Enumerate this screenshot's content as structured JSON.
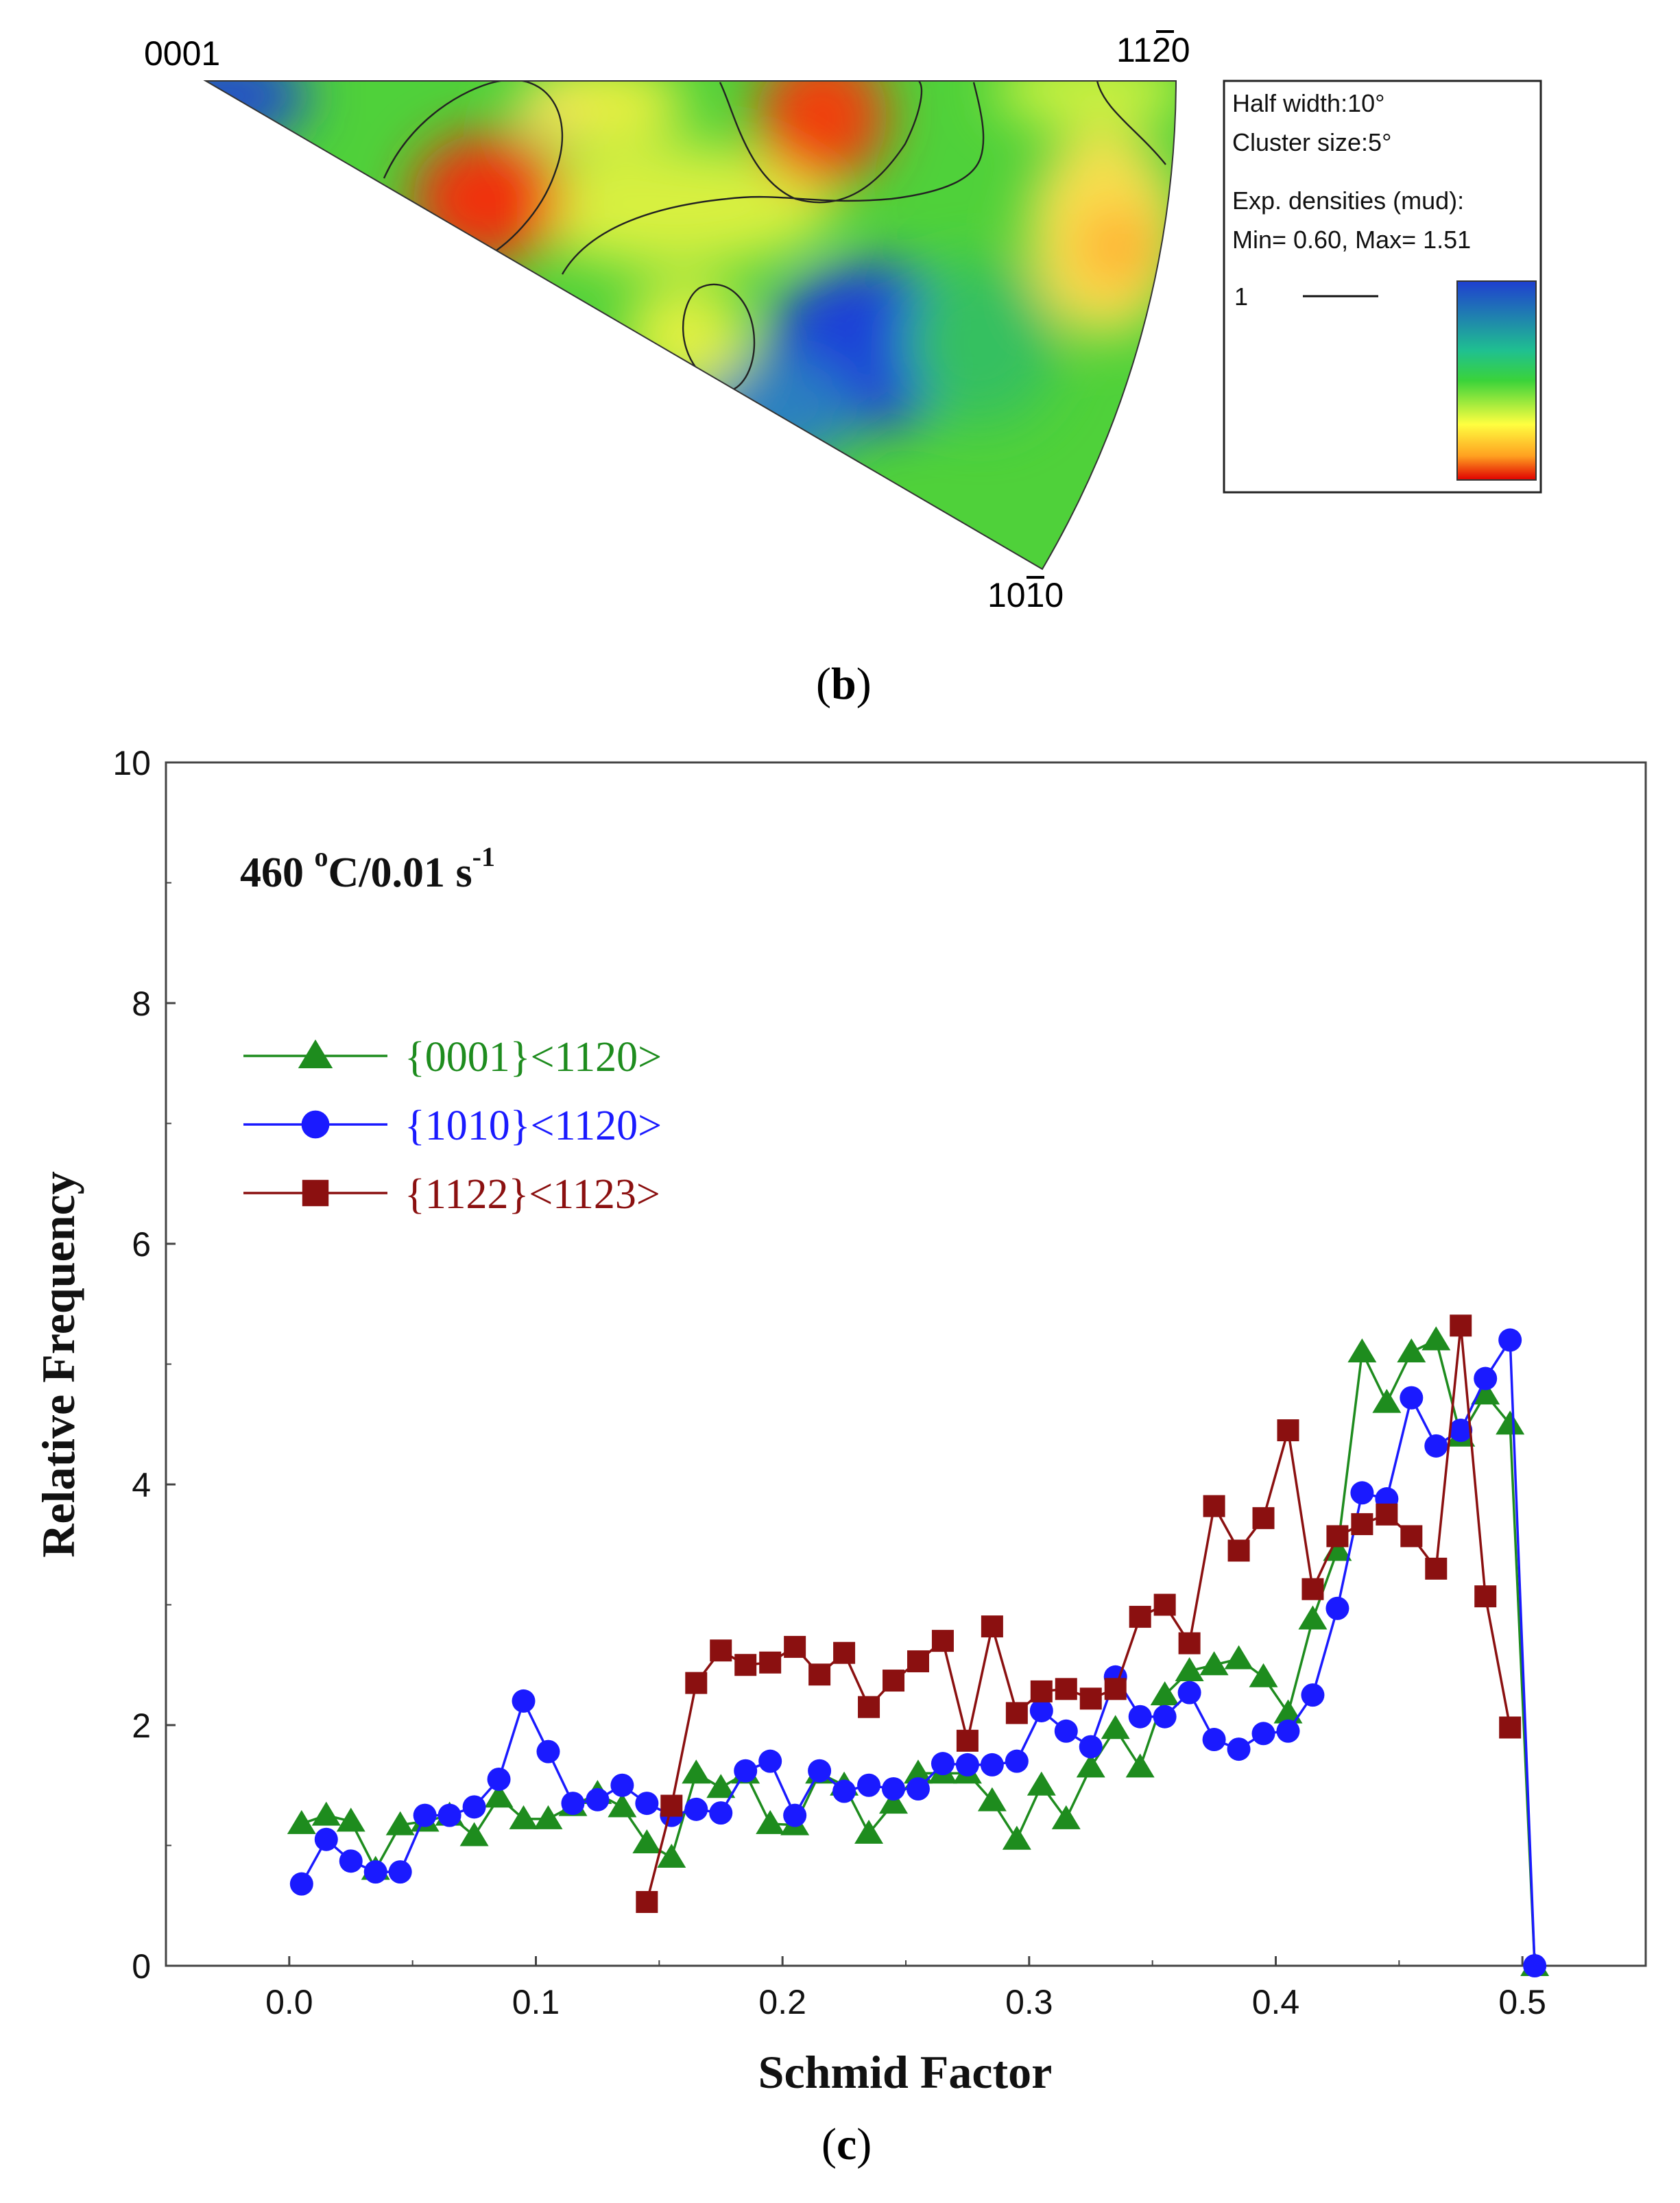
{
  "panel_b": {
    "caption_letter": "b",
    "corner_labels": {
      "top_left": "0001",
      "top_right": "1120",
      "bottom": "1010"
    },
    "legend": {
      "half_width": "Half width:10°",
      "cluster_size": "Cluster size:5°",
      "densities_title": "Exp. densities (mud):",
      "min_max": "Min= 0.60, Max= 1.51",
      "contour_level": "1"
    },
    "colors": {
      "high": "#1f3fd0",
      "mid": "#3ad33a",
      "low_mid": "#ffff40",
      "low": "#e00000"
    }
  },
  "panel_c": {
    "caption_letter": "c",
    "annotation": "460 °C/0.01 s-1"
  },
  "chart_data": {
    "type": "line",
    "title": "460 °C/0.01 s-1",
    "xlabel": "Schmid Factor",
    "ylabel": "Relative Frequency",
    "xlim": [
      -0.05,
      0.55
    ],
    "ylim": [
      0,
      10
    ],
    "xticks": [
      "0.0",
      "0.1",
      "0.2",
      "0.3",
      "0.4",
      "0.5"
    ],
    "yticks": [
      "0",
      "2",
      "4",
      "6",
      "8",
      "10"
    ],
    "series": [
      {
        "name": "{0001}<1120>",
        "color": "#1e8c1e",
        "marker": "triangle",
        "x": [
          0.005,
          0.015,
          0.025,
          0.035,
          0.045,
          0.055,
          0.065,
          0.075,
          0.085,
          0.095,
          0.105,
          0.115,
          0.125,
          0.135,
          0.145,
          0.155,
          0.165,
          0.175,
          0.185,
          0.195,
          0.205,
          0.215,
          0.225,
          0.235,
          0.245,
          0.255,
          0.265,
          0.275,
          0.285,
          0.295,
          0.305,
          0.315,
          0.325,
          0.335,
          0.345,
          0.355,
          0.365,
          0.375,
          0.385,
          0.395,
          0.405,
          0.415,
          0.425,
          0.435,
          0.445,
          0.455,
          0.465,
          0.475,
          0.485,
          0.495,
          0.505
        ],
        "y": [
          1.18,
          1.25,
          1.2,
          0.8,
          1.17,
          1.2,
          1.25,
          1.08,
          1.4,
          1.22,
          1.22,
          1.33,
          1.43,
          1.32,
          1.02,
          0.9,
          1.6,
          1.48,
          1.6,
          1.18,
          1.17,
          1.6,
          1.5,
          1.1,
          1.35,
          1.6,
          1.6,
          1.6,
          1.37,
          1.05,
          1.5,
          1.22,
          1.65,
          1.97,
          1.65,
          2.25,
          2.45,
          2.5,
          2.55,
          2.4,
          2.1,
          2.88,
          3.45,
          5.1,
          4.68,
          5.1,
          5.2,
          4.4,
          4.75,
          4.5,
          0.0
        ]
      },
      {
        "name": "{1010}<1120>",
        "color": "#1a1aff",
        "marker": "circle",
        "x": [
          0.005,
          0.015,
          0.025,
          0.035,
          0.045,
          0.055,
          0.065,
          0.075,
          0.085,
          0.095,
          0.105,
          0.115,
          0.125,
          0.135,
          0.145,
          0.155,
          0.165,
          0.175,
          0.185,
          0.195,
          0.205,
          0.215,
          0.225,
          0.235,
          0.245,
          0.255,
          0.265,
          0.275,
          0.285,
          0.295,
          0.305,
          0.315,
          0.325,
          0.335,
          0.345,
          0.355,
          0.365,
          0.375,
          0.385,
          0.395,
          0.405,
          0.415,
          0.425,
          0.435,
          0.445,
          0.455,
          0.465,
          0.475,
          0.485,
          0.495,
          0.505
        ],
        "y": [
          0.68,
          1.05,
          0.87,
          0.78,
          0.78,
          1.25,
          1.25,
          1.32,
          1.55,
          2.2,
          1.78,
          1.35,
          1.38,
          1.5,
          1.35,
          1.25,
          1.3,
          1.27,
          1.62,
          1.7,
          1.25,
          1.62,
          1.45,
          1.5,
          1.47,
          1.47,
          1.68,
          1.67,
          1.67,
          1.7,
          2.12,
          1.95,
          1.82,
          2.4,
          2.07,
          2.07,
          2.27,
          1.88,
          1.8,
          1.93,
          1.95,
          2.25,
          2.97,
          3.93,
          3.88,
          4.72,
          4.32,
          4.45,
          4.88,
          5.2,
          0.0
        ]
      },
      {
        "name": "{1122}<1123>",
        "color": "#8b1010",
        "marker": "square",
        "x": [
          0.145,
          0.155,
          0.165,
          0.175,
          0.185,
          0.195,
          0.205,
          0.215,
          0.225,
          0.235,
          0.245,
          0.255,
          0.265,
          0.275,
          0.285,
          0.295,
          0.305,
          0.315,
          0.325,
          0.335,
          0.345,
          0.355,
          0.365,
          0.375,
          0.385,
          0.395,
          0.405,
          0.415,
          0.425,
          0.435,
          0.445,
          0.455,
          0.465,
          0.475,
          0.485,
          0.495
        ],
        "y": [
          0.53,
          1.33,
          2.35,
          2.62,
          2.5,
          2.52,
          2.65,
          2.42,
          2.6,
          2.15,
          2.37,
          2.53,
          2.7,
          1.87,
          2.82,
          2.1,
          2.28,
          2.3,
          2.22,
          2.3,
          2.9,
          3.0,
          2.68,
          3.82,
          3.45,
          3.72,
          4.45,
          3.13,
          3.57,
          3.67,
          3.75,
          3.57,
          3.3,
          5.32,
          3.07,
          1.98
        ]
      }
    ]
  }
}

**EXERCISE TASK**
Copy every line of the data exactly as written, excluding the pictures.

**COMPLETE OUTPUT**
Enumerate this screenshot's content as structured JSON.
{
  "panel_b": {
    "caption_letter": "b",
    "corner_labels": {
      "top_left": "0001",
      "top_right": "1120",
      "bottom": "1010"
    },
    "legend": {
      "half_width": "Half width:10°",
      "cluster_size": "Cluster size:5°",
      "densities_title": "Exp. densities (mud):",
      "min_max": "Min= 0.60, Max= 1.51",
      "contour_level": "1"
    },
    "colors": {
      "high": "#1f3fd0",
      "mid": "#3ad33a",
      "low_mid": "#ffff40",
      "low": "#e00000"
    }
  },
  "panel_c": {
    "caption_letter": "c",
    "annotation": "460 °C/0.01 s-1"
  },
  "chart_data": {
    "type": "line",
    "title": "460 °C/0.01 s-1",
    "xlabel": "Schmid Factor",
    "ylabel": "Relative Frequency",
    "xlim": [
      -0.05,
      0.55
    ],
    "ylim": [
      0,
      10
    ],
    "xticks": [
      "0.0",
      "0.1",
      "0.2",
      "0.3",
      "0.4",
      "0.5"
    ],
    "yticks": [
      "0",
      "2",
      "4",
      "6",
      "8",
      "10"
    ],
    "series": [
      {
        "name": "{0001}<1120>",
        "color": "#1e8c1e",
        "marker": "triangle",
        "x": [
          0.005,
          0.015,
          0.025,
          0.035,
          0.045,
          0.055,
          0.065,
          0.075,
          0.085,
          0.095,
          0.105,
          0.115,
          0.125,
          0.135,
          0.145,
          0.155,
          0.165,
          0.175,
          0.185,
          0.195,
          0.205,
          0.215,
          0.225,
          0.235,
          0.245,
          0.255,
          0.265,
          0.275,
          0.285,
          0.295,
          0.305,
          0.315,
          0.325,
          0.335,
          0.345,
          0.355,
          0.365,
          0.375,
          0.385,
          0.395,
          0.405,
          0.415,
          0.425,
          0.435,
          0.445,
          0.455,
          0.465,
          0.475,
          0.485,
          0.495,
          0.505
        ],
        "y": [
          1.18,
          1.25,
          1.2,
          0.8,
          1.17,
          1.2,
          1.25,
          1.08,
          1.4,
          1.22,
          1.22,
          1.33,
          1.43,
          1.32,
          1.02,
          0.9,
          1.6,
          1.48,
          1.6,
          1.18,
          1.17,
          1.6,
          1.5,
          1.1,
          1.35,
          1.6,
          1.6,
          1.6,
          1.37,
          1.05,
          1.5,
          1.22,
          1.65,
          1.97,
          1.65,
          2.25,
          2.45,
          2.5,
          2.55,
          2.4,
          2.1,
          2.88,
          3.45,
          5.1,
          4.68,
          5.1,
          5.2,
          4.4,
          4.75,
          4.5,
          0.0
        ]
      },
      {
        "name": "{1010}<1120>",
        "color": "#1a1aff",
        "marker": "circle",
        "x": [
          0.005,
          0.015,
          0.025,
          0.035,
          0.045,
          0.055,
          0.065,
          0.075,
          0.085,
          0.095,
          0.105,
          0.115,
          0.125,
          0.135,
          0.145,
          0.155,
          0.165,
          0.175,
          0.185,
          0.195,
          0.205,
          0.215,
          0.225,
          0.235,
          0.245,
          0.255,
          0.265,
          0.275,
          0.285,
          0.295,
          0.305,
          0.315,
          0.325,
          0.335,
          0.345,
          0.355,
          0.365,
          0.375,
          0.385,
          0.395,
          0.405,
          0.415,
          0.425,
          0.435,
          0.445,
          0.455,
          0.465,
          0.475,
          0.485,
          0.495,
          0.505
        ],
        "y": [
          0.68,
          1.05,
          0.87,
          0.78,
          0.78,
          1.25,
          1.25,
          1.32,
          1.55,
          2.2,
          1.78,
          1.35,
          1.38,
          1.5,
          1.35,
          1.25,
          1.3,
          1.27,
          1.62,
          1.7,
          1.25,
          1.62,
          1.45,
          1.5,
          1.47,
          1.47,
          1.68,
          1.67,
          1.67,
          1.7,
          2.12,
          1.95,
          1.82,
          2.4,
          2.07,
          2.07,
          2.27,
          1.88,
          1.8,
          1.93,
          1.95,
          2.25,
          2.97,
          3.93,
          3.88,
          4.72,
          4.32,
          4.45,
          4.88,
          5.2,
          0.0
        ]
      },
      {
        "name": "{1122}<1123>",
        "color": "#8b1010",
        "marker": "square",
        "x": [
          0.145,
          0.155,
          0.165,
          0.175,
          0.185,
          0.195,
          0.205,
          0.215,
          0.225,
          0.235,
          0.245,
          0.255,
          0.265,
          0.275,
          0.285,
          0.295,
          0.305,
          0.315,
          0.325,
          0.335,
          0.345,
          0.355,
          0.365,
          0.375,
          0.385,
          0.395,
          0.405,
          0.415,
          0.425,
          0.435,
          0.445,
          0.455,
          0.465,
          0.475,
          0.485,
          0.495
        ],
        "y": [
          0.53,
          1.33,
          2.35,
          2.62,
          2.5,
          2.52,
          2.65,
          2.42,
          2.6,
          2.15,
          2.37,
          2.53,
          2.7,
          1.87,
          2.82,
          2.1,
          2.28,
          2.3,
          2.22,
          2.3,
          2.9,
          3.0,
          2.68,
          3.82,
          3.45,
          3.72,
          4.45,
          3.13,
          3.57,
          3.67,
          3.75,
          3.57,
          3.3,
          5.32,
          3.07,
          1.98
        ]
      }
    ]
  }
}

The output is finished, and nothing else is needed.